(Raw records)
● ● ● ● ●
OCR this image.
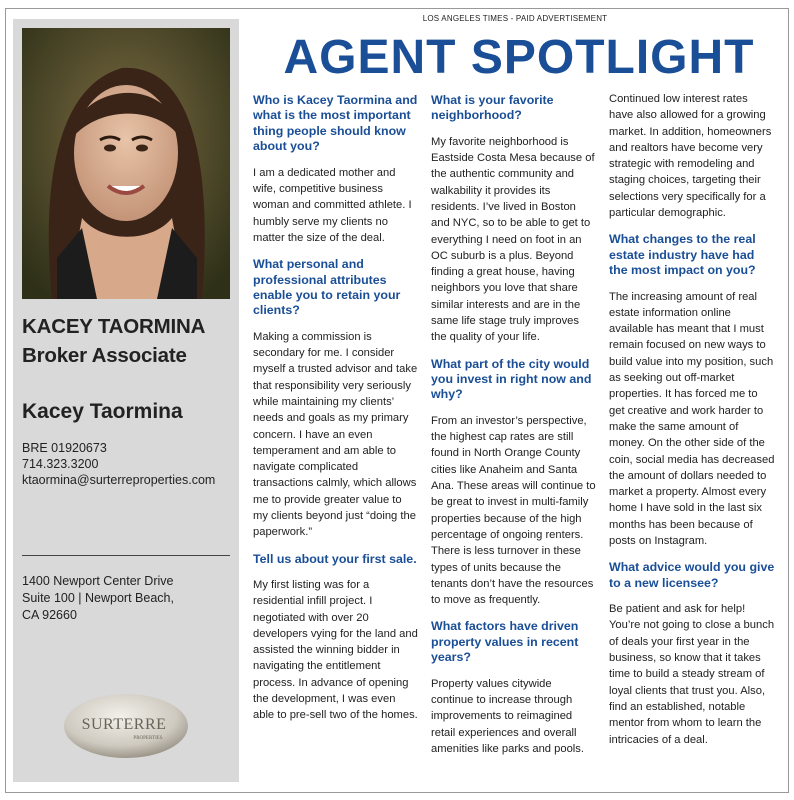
KACEY TAORMINA
Broker Associate
Kacey Taormina
BRE 01920673
714.323.3200
ktaormina@surterreproperties.com
1400 Newport Center Drive
Suite 100 | Newport Beach,
CA 92660
SURTERRE
PROPERTIES
LOS ANGELES TIMES - PAID ADVERTISEMENT
AGENT SPOTLIGHT
Who is Kacey Taormina and what is the most important thing people should know about you?

I am a dedicated mother and wife, competitive business woman and committed athlete. I humbly serve my clients no matter the size of the deal.

What personal and professional attributes enable you to retain your clients?

Making a commission is secondary for me. I consider myself a trusted advisor and take that responsibility very seriously while maintaining my clients’ needs and goals as my primary concern. I have an even temperament and am able to navigate complicated transactions calmly, which allows me to provide greater value to my clients beyond just “doing the paperwork.”

Tell us about your first sale.

My first listing was for a residential infill project. I negotiated with over 20 developers vying for the land and assisted the winning bidder in navigating the entitlement process. In advance of opening the development, I was even able to pre-sell two of the homes.

What is your favorite neighborhood?

My favorite neighborhood is Eastside Costa Mesa because of the authentic community and walkability it provides its residents. I’ve lived in Boston and NYC, so to be able to get to everything I need on foot in an OC suburb is a plus. Beyond finding a great house, having neighbors you love that share similar interests and are in the same life stage truly improves the quality of your life.

What part of the city would you invest in right now and why?

From an investor’s perspective, the highest cap rates are still found in North Orange County cities like Anaheim and Santa Ana. These areas will continue to be great to invest in multi-family properties because of the high percentage of ongoing renters. There is less turnover in these types of units because the tenants don’t have the resources to move as frequently.

What factors have driven property values in recent years?

Property values citywide continue to increase through improvements to reimagined retail experiences and overall amenities like parks and pools.

Continued low interest rates have also allowed for a growing market. In addition, homeowners and realtors have become very strategic with remodeling and staging choices, targeting their selections very specifically for a particular demographic.

What changes to the real estate industry have had the most impact on you?

The increasing amount of real estate information online available has meant that I must remain focused on new ways to build value into my position, such as seeking out off-market properties. It has forced me to get creative and work harder to make the same amount of money. On the other side of the coin, social media has decreased the amount of dollars needed to market a property. Almost every home I have sold in the last six months has been because of posts on Instagram.

What advice would you give to a new licensee?

Be patient and ask for help! You’re not going to close a bunch of deals your first year in the business, so know that it takes time to build a steady stream of loyal clients that trust you. Also, find an established, notable mentor from whom to learn the intricacies of a deal.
● ● ● ● ●
— Directions for this task —
Above are records to transcribe exactly; leave their pictures out.

— Output —
OCR this image.
KACEY TAORMINA
Broker Associate
Kacey Taormina
BRE 01920673
714.323.3200
ktaormina@surterreproperties.com
1400 Newport Center Drive
Suite 100 | Newport Beach,
CA 92660
SURTERRE
PROPERTIES
LOS ANGELES TIMES - PAID ADVERTISEMENT
AGENT SPOTLIGHT
Who is Kacey Taormina and what is the most important thing people should know about you?

I am a dedicated mother and wife, competitive business woman and committed athlete. I humbly serve my clients no matter the size of the deal.

What personal and professional attributes enable you to retain your clients?

Making a commission is secondary for me. I consider myself a trusted advisor and take that responsibility very seriously while maintaining my clients’ needs and goals as my primary concern. I have an even temperament and am able to navigate complicated transactions calmly, which allows me to provide greater value to my clients beyond just “doing the paperwork.”

Tell us about your first sale.

My first listing was for a residential infill project. I negotiated with over 20 developers vying for the land and assisted the winning bidder in navigating the entitlement process. In advance of opening the development, I was even able to pre-sell two of the homes.

What is your favorite neighborhood?

My favorite neighborhood is Eastside Costa Mesa because of the authentic community and walkability it provides its residents. I’ve lived in Boston and NYC, so to be able to get to everything I need on foot in an OC suburb is a plus. Beyond finding a great house, having neighbors you love that share similar interests and are in the same life stage truly improves the quality of your life.

What part of the city would you invest in right now and why?

From an investor’s perspective, the highest cap rates are still found in North Orange County cities like Anaheim and Santa Ana. These areas will continue to be great to invest in multi-family properties because of the high percentage of ongoing renters. There is less turnover in these types of units because the tenants don’t have the resources to move as frequently.

What factors have driven property values in recent years?

Property values citywide continue to increase through improvements to reimagined retail experiences and overall amenities like parks and pools.

Continued low interest rates have also allowed for a growing market. In addition, homeowners and realtors have become very strategic with remodeling and staging choices, targeting their selections very specifically for a particular demographic.

What changes to the real estate industry have had the most impact on you?

The increasing amount of real estate information online available has meant that I must remain focused on new ways to build value into my position, such as seeking out off-market properties. It has forced me to get creative and work harder to make the same amount of money. On the other side of the coin, social media has decreased the amount of dollars needed to market a property. Almost every home I have sold in the last six months has been because of posts on Instagram.

What advice would you give to a new licensee?

Be patient and ask for help! You’re not going to close a bunch of deals your first year in the business, so know that it takes time to build a steady stream of loyal clients that trust you. Also, find an established, notable mentor from whom to learn the intricacies of a deal.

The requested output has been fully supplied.